WRITTEN PROBLEM
Each line containing the word "taxpayers" must be collected.

* begin GIVEN RECORDS *

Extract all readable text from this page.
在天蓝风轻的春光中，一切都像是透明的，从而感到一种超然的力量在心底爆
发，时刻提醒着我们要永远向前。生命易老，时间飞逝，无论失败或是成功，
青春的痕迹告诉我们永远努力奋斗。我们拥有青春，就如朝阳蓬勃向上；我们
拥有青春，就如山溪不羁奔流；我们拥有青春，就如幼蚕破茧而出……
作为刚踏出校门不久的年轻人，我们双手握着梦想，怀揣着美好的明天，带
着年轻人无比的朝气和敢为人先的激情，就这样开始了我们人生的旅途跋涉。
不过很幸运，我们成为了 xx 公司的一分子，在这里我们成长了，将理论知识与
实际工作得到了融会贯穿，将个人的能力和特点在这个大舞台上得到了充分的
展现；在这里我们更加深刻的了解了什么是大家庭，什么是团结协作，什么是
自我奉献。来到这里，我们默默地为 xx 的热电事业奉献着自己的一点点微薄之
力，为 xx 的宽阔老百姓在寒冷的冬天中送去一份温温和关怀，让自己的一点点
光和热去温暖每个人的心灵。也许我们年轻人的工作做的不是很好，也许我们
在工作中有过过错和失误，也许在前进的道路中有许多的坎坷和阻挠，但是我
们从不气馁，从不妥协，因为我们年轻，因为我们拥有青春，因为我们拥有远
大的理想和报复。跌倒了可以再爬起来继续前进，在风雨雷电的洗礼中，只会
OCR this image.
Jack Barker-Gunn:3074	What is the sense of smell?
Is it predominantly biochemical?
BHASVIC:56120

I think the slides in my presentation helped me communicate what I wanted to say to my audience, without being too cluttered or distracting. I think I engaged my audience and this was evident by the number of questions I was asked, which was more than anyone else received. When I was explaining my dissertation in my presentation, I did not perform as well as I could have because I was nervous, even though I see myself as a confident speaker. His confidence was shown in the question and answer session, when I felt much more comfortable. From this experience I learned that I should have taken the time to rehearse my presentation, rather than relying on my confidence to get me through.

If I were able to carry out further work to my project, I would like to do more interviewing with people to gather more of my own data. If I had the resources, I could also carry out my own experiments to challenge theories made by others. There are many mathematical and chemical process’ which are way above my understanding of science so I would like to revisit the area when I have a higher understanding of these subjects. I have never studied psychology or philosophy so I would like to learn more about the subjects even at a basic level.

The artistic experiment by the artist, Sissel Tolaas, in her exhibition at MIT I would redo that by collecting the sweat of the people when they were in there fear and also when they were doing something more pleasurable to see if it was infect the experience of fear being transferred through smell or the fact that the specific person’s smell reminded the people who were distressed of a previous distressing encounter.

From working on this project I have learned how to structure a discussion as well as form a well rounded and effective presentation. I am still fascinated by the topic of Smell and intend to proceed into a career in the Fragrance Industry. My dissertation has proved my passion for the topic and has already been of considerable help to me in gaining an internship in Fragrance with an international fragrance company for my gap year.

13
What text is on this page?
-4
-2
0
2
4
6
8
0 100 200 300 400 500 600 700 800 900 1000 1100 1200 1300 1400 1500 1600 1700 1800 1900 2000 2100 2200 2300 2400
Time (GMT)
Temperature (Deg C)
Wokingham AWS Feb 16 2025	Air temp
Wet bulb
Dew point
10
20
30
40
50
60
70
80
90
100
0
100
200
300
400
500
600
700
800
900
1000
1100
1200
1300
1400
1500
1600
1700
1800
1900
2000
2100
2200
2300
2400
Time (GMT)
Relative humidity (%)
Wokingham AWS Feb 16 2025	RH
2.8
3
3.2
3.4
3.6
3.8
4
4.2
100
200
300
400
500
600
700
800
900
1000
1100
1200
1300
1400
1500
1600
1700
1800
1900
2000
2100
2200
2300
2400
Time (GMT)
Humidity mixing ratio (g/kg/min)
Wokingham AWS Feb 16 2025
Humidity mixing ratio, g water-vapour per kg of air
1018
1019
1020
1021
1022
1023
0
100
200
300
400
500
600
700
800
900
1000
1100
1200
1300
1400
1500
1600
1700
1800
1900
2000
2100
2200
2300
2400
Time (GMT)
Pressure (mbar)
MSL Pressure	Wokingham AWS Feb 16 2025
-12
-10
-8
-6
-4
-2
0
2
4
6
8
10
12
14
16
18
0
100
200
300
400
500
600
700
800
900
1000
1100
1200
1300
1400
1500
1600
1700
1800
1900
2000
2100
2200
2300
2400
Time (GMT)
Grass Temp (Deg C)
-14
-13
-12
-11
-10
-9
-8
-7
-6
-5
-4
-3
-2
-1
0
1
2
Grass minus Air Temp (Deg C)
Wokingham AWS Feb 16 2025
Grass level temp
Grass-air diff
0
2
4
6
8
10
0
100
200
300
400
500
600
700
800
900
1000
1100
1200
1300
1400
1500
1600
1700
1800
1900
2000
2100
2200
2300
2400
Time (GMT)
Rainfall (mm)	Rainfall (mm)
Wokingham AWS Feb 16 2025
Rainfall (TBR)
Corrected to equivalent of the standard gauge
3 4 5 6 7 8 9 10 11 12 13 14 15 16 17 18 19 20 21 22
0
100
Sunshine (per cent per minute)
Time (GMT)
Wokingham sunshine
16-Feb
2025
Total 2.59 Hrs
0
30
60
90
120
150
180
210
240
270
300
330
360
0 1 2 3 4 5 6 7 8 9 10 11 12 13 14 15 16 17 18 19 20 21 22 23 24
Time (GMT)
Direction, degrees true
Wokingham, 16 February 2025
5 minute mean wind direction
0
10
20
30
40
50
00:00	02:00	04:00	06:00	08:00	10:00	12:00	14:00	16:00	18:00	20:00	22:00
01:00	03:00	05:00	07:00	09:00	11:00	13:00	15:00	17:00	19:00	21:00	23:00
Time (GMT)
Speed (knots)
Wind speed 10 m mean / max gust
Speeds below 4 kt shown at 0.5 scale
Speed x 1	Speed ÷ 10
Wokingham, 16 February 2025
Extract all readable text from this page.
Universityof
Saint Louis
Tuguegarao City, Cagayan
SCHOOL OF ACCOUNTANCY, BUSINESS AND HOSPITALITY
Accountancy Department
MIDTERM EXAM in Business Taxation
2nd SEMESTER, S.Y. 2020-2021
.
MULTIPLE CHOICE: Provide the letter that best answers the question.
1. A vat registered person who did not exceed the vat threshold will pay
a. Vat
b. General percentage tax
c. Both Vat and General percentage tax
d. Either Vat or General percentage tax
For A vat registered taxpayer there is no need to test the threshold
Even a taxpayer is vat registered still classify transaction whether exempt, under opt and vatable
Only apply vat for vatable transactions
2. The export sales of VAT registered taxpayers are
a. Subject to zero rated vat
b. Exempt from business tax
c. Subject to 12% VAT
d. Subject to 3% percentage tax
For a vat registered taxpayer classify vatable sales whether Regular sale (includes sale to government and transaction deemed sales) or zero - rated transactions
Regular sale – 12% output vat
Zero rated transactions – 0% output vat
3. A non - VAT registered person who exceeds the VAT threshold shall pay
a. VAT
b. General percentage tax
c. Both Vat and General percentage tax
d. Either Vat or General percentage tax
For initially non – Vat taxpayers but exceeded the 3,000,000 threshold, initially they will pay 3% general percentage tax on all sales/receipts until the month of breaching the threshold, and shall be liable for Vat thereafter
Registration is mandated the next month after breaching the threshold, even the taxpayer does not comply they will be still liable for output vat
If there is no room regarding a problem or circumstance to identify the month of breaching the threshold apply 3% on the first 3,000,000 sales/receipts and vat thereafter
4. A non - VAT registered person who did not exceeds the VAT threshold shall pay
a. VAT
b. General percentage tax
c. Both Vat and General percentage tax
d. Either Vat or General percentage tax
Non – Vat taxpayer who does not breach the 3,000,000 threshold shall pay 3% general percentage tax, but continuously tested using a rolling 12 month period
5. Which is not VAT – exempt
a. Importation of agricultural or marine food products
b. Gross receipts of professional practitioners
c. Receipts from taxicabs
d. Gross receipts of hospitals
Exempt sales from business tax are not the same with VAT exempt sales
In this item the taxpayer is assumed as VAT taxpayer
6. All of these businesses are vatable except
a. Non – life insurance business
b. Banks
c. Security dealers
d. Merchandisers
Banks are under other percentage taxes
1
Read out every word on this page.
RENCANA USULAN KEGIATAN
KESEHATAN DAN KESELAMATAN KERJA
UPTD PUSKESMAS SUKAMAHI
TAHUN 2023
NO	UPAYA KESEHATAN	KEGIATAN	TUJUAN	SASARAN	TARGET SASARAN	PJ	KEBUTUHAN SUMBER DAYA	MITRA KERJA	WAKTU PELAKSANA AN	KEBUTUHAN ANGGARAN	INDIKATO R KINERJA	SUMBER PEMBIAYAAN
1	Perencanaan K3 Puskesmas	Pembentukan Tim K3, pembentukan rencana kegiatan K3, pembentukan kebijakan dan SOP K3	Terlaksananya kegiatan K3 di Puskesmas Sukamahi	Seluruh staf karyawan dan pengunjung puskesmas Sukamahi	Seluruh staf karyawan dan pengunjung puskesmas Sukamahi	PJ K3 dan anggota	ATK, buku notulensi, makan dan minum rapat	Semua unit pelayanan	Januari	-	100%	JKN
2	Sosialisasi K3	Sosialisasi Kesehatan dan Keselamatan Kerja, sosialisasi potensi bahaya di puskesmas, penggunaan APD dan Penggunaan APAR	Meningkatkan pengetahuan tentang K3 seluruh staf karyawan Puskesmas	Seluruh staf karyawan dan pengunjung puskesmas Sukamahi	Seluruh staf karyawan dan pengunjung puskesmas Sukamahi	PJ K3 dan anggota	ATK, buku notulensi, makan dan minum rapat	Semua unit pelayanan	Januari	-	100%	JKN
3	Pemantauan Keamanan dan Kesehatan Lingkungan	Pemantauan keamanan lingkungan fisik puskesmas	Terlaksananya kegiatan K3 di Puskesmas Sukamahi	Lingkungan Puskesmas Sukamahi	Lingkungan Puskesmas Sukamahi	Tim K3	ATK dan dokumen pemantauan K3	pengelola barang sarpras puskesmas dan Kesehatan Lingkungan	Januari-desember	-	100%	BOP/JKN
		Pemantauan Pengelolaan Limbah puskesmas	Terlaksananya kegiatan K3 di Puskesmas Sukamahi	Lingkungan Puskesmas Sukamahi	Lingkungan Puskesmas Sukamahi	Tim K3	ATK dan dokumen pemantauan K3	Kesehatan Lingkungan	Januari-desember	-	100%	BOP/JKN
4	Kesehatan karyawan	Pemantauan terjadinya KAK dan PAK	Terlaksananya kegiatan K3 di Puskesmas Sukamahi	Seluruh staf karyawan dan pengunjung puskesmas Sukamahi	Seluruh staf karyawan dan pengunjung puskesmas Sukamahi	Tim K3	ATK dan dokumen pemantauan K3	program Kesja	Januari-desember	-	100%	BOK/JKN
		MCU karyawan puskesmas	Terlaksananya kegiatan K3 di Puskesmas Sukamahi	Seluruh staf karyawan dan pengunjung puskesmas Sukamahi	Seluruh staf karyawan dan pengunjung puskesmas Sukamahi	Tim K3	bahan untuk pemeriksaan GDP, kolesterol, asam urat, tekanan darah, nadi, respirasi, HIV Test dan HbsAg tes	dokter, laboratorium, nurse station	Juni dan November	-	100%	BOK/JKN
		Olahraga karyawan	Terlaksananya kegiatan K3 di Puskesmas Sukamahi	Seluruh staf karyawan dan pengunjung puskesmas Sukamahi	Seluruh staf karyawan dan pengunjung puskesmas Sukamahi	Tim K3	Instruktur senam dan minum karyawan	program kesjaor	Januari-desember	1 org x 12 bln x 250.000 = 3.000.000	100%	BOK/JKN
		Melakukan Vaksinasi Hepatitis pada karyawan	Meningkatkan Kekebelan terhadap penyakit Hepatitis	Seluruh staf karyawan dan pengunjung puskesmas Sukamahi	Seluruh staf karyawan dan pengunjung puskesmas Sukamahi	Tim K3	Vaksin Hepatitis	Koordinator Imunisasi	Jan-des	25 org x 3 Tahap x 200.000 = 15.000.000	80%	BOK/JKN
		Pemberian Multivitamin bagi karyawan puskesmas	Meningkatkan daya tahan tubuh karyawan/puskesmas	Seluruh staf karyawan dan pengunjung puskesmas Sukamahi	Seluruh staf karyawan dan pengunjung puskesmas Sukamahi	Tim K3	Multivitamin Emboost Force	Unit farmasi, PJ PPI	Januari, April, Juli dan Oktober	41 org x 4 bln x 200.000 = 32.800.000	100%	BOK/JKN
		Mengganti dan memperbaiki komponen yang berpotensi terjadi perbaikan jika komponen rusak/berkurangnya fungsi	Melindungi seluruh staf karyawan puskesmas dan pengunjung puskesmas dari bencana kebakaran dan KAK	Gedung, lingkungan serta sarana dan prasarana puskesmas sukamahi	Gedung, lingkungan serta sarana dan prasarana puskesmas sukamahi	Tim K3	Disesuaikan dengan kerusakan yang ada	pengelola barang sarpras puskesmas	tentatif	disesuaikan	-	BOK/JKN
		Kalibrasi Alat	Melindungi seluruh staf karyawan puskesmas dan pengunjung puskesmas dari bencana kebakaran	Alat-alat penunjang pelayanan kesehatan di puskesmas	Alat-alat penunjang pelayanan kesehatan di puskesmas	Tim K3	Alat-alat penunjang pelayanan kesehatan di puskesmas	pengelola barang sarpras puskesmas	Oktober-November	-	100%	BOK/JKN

* end GIVEN RECORDS *

WORKED SOLUTION
2. The export sales of VAT registered taxpayers are
For initially non – Vat taxpayers but exceeded the 3,000,000 threshold, initially they will pay 3% general percentage tax on all sales/receipts until the month of breaching the threshold, and shall be liable for Vat thereafter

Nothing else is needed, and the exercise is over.